▼
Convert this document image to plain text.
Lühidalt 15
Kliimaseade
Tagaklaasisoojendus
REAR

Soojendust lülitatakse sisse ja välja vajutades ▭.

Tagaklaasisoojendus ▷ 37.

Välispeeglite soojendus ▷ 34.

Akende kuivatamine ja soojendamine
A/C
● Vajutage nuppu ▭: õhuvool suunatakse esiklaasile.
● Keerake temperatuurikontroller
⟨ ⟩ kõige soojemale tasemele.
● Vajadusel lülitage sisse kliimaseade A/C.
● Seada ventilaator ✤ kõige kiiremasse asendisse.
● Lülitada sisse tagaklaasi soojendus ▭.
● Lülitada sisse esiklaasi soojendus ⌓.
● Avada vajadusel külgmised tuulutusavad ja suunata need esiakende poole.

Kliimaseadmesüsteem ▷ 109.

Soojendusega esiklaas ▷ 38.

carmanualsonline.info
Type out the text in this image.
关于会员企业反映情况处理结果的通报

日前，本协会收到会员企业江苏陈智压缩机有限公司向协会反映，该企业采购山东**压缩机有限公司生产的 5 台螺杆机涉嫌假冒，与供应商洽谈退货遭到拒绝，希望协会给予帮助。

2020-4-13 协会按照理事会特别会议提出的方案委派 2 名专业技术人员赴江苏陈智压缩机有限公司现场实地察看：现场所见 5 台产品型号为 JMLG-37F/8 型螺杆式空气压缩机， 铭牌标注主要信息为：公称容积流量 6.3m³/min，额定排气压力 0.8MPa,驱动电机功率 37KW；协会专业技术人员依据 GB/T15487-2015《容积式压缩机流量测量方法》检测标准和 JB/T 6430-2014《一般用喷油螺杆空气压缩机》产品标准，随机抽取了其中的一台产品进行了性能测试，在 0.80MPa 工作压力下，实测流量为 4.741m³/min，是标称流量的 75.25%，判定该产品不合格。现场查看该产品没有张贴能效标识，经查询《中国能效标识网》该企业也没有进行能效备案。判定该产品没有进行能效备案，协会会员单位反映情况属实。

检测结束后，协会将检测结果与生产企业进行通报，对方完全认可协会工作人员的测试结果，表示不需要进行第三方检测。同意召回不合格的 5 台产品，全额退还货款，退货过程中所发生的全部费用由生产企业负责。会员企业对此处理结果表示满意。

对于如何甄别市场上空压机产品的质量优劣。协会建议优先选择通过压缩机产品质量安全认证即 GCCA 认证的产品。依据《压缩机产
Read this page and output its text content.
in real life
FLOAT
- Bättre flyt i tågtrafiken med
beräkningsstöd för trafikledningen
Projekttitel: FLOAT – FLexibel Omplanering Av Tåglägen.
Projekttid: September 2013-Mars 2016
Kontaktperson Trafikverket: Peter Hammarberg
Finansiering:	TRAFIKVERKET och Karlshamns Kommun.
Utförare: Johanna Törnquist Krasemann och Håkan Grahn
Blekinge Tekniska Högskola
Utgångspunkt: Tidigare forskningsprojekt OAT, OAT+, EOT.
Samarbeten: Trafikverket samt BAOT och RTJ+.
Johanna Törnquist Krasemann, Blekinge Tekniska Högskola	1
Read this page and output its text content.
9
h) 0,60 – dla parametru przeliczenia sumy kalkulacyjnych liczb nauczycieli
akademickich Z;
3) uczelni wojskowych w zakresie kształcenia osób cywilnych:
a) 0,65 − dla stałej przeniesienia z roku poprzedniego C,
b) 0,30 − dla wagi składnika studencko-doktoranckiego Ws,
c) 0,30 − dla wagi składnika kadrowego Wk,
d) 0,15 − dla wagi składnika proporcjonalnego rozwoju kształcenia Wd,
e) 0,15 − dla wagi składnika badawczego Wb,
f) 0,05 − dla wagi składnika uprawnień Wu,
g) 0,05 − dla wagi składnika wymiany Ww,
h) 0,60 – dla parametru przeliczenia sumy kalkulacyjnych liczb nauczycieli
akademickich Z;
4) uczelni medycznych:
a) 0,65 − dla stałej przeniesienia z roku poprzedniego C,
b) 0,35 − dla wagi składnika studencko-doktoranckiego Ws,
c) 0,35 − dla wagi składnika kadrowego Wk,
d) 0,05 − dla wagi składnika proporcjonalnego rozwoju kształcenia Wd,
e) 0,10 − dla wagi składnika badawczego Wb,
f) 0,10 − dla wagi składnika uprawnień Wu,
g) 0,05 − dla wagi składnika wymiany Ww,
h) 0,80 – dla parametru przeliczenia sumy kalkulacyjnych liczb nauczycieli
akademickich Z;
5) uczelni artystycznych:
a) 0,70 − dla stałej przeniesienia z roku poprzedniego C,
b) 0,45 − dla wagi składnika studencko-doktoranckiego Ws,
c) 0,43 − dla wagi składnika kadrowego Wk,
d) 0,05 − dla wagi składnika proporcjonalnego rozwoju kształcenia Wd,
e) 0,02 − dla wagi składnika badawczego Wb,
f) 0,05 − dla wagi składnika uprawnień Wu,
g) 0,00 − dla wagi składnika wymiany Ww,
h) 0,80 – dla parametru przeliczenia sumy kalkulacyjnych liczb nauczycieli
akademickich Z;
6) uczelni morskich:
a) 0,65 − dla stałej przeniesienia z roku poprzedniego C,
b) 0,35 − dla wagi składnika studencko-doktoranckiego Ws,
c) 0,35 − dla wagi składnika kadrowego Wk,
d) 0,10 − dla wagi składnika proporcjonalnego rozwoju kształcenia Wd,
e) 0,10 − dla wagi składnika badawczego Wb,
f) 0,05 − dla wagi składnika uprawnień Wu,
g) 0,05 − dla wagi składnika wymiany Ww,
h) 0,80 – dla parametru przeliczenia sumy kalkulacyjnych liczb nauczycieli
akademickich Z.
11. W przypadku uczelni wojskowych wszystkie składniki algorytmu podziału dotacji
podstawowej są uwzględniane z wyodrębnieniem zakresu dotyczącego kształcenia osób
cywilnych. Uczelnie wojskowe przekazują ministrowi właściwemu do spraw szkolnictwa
▲
INSTRUCTIONS FOR THE TASK: Return each entry from above without altering a single character.

WRITTEN SOLUTION:
Convert this document image to plain text.
Lühidalt 15
Kliimaseade
Tagaklaasisoojendus
REAR

Soojendust lülitatakse sisse ja välja vajutades ▭.

Tagaklaasisoojendus ▷ 37.

Välispeeglite soojendus ▷ 34.

Akende kuivatamine ja soojendamine
A/C
● Vajutage nuppu ▭: õhuvool suunatakse esiklaasile.
● Keerake temperatuurikontroller
⟨ ⟩ kõige soojemale tasemele.
● Vajadusel lülitage sisse kliimaseade A/C.
● Seada ventilaator ✤ kõige kiiremasse asendisse.
● Lülitada sisse tagaklaasi soojendus ▭.
● Lülitada sisse esiklaasi soojendus ⌓.
● Avada vajadusel külgmised tuulutusavad ja suunata need esiakende poole.

Kliimaseadmesüsteem ▷ 109.

Soojendusega esiklaas ▷ 38.

carmanualsonline.info
Type out the text in this image.
关于会员企业反映情况处理结果的通报

日前，本协会收到会员企业江苏陈智压缩机有限公司向协会反映，该企业采购山东**压缩机有限公司生产的 5 台螺杆机涉嫌假冒，与供应商洽谈退货遭到拒绝，希望协会给予帮助。

2020-4-13 协会按照理事会特别会议提出的方案委派 2 名专业技术人员赴江苏陈智压缩机有限公司现场实地察看：现场所见 5 台产品型号为 JMLG-37F/8 型螺杆式空气压缩机， 铭牌标注主要信息为：公称容积流量 6.3m³/min，额定排气压力 0.8MPa,驱动电机功率 37KW；协会专业技术人员依据 GB/T15487-2015《容积式压缩机流量测量方法》检测标准和 JB/T 6430-2014《一般用喷油螺杆空气压缩机》产品标准，随机抽取了其中的一台产品进行了性能测试，在 0.80MPa 工作压力下，实测流量为 4.741m³/min，是标称流量的 75.25%，判定该产品不合格。现场查看该产品没有张贴能效标识，经查询《中国能效标识网》该企业也没有进行能效备案。判定该产品没有进行能效备案，协会会员单位反映情况属实。

检测结束后，协会将检测结果与生产企业进行通报，对方完全认可协会工作人员的测试结果，表示不需要进行第三方检测。同意召回不合格的 5 台产品，全额退还货款，退货过程中所发生的全部费用由生产企业负责。会员企业对此处理结果表示满意。

对于如何甄别市场上空压机产品的质量优劣。协会建议优先选择通过压缩机产品质量安全认证即 GCCA 认证的产品。依据《压缩机产
Read this page and output its text content.
in real life
FLOAT
- Bättre flyt i tågtrafiken med
beräkningsstöd för trafikledningen
Projekttitel: FLOAT – FLexibel Omplanering Av Tåglägen.
Projekttid: September 2013-Mars 2016
Kontaktperson Trafikverket: Peter Hammarberg
Finansiering:	TRAFIKVERKET och Karlshamns Kommun.
Utförare: Johanna Törnquist Krasemann och Håkan Grahn
Blekinge Tekniska Högskola
Utgångspunkt: Tidigare forskningsprojekt OAT, OAT+, EOT.
Samarbeten: Trafikverket samt BAOT och RTJ+.
Johanna Törnquist Krasemann, Blekinge Tekniska Högskola	1
Read this page and output its text content.
9
h) 0,60 – dla parametru przeliczenia sumy kalkulacyjnych liczb nauczycieli
akademickich Z;
3) uczelni wojskowych w zakresie kształcenia osób cywilnych:
a) 0,65 − dla stałej przeniesienia z roku poprzedniego C,
b) 0,30 − dla wagi składnika studencko-doktoranckiego Ws,
c) 0,30 − dla wagi składnika kadrowego Wk,
d) 0,15 − dla wagi składnika proporcjonalnego rozwoju kształcenia Wd,
e) 0,15 − dla wagi składnika badawczego Wb,
f) 0,05 − dla wagi składnika uprawnień Wu,
g) 0,05 − dla wagi składnika wymiany Ww,
h) 0,60 – dla parametru przeliczenia sumy kalkulacyjnych liczb nauczycieli
akademickich Z;
4) uczelni medycznych:
a) 0,65 − dla stałej przeniesienia z roku poprzedniego C,
b) 0,35 − dla wagi składnika studencko-doktoranckiego Ws,
c) 0,35 − dla wagi składnika kadrowego Wk,
d) 0,05 − dla wagi składnika proporcjonalnego rozwoju kształcenia Wd,
e) 0,10 − dla wagi składnika badawczego Wb,
f) 0,10 − dla wagi składnika uprawnień Wu,
g) 0,05 − dla wagi składnika wymiany Ww,
h) 0,80 – dla parametru przeliczenia sumy kalkulacyjnych liczb nauczycieli
akademickich Z;
5) uczelni artystycznych:
a) 0,70 − dla stałej przeniesienia z roku poprzedniego C,
b) 0,45 − dla wagi składnika studencko-doktoranckiego Ws,
c) 0,43 − dla wagi składnika kadrowego Wk,
d) 0,05 − dla wagi składnika proporcjonalnego rozwoju kształcenia Wd,
e) 0,02 − dla wagi składnika badawczego Wb,
f) 0,05 − dla wagi składnika uprawnień Wu,
g) 0,00 − dla wagi składnika wymiany Ww,
h) 0,80 – dla parametru przeliczenia sumy kalkulacyjnych liczb nauczycieli
akademickich Z;
6) uczelni morskich:
a) 0,65 − dla stałej przeniesienia z roku poprzedniego C,
b) 0,35 − dla wagi składnika studencko-doktoranckiego Ws,
c) 0,35 − dla wagi składnika kadrowego Wk,
d) 0,10 − dla wagi składnika proporcjonalnego rozwoju kształcenia Wd,
e) 0,10 − dla wagi składnika badawczego Wb,
f) 0,05 − dla wagi składnika uprawnień Wu,
g) 0,05 − dla wagi składnika wymiany Ww,
h) 0,80 – dla parametru przeliczenia sumy kalkulacyjnych liczb nauczycieli
akademickich Z.
11. W przypadku uczelni wojskowych wszystkie składniki algorytmu podziału dotacji
podstawowej są uwzględniane z wyodrębnieniem zakresu dotyczącego kształcenia osób
cywilnych. Uczelnie wojskowe przekazują ministrowi właściwemu do spraw szkolnictwa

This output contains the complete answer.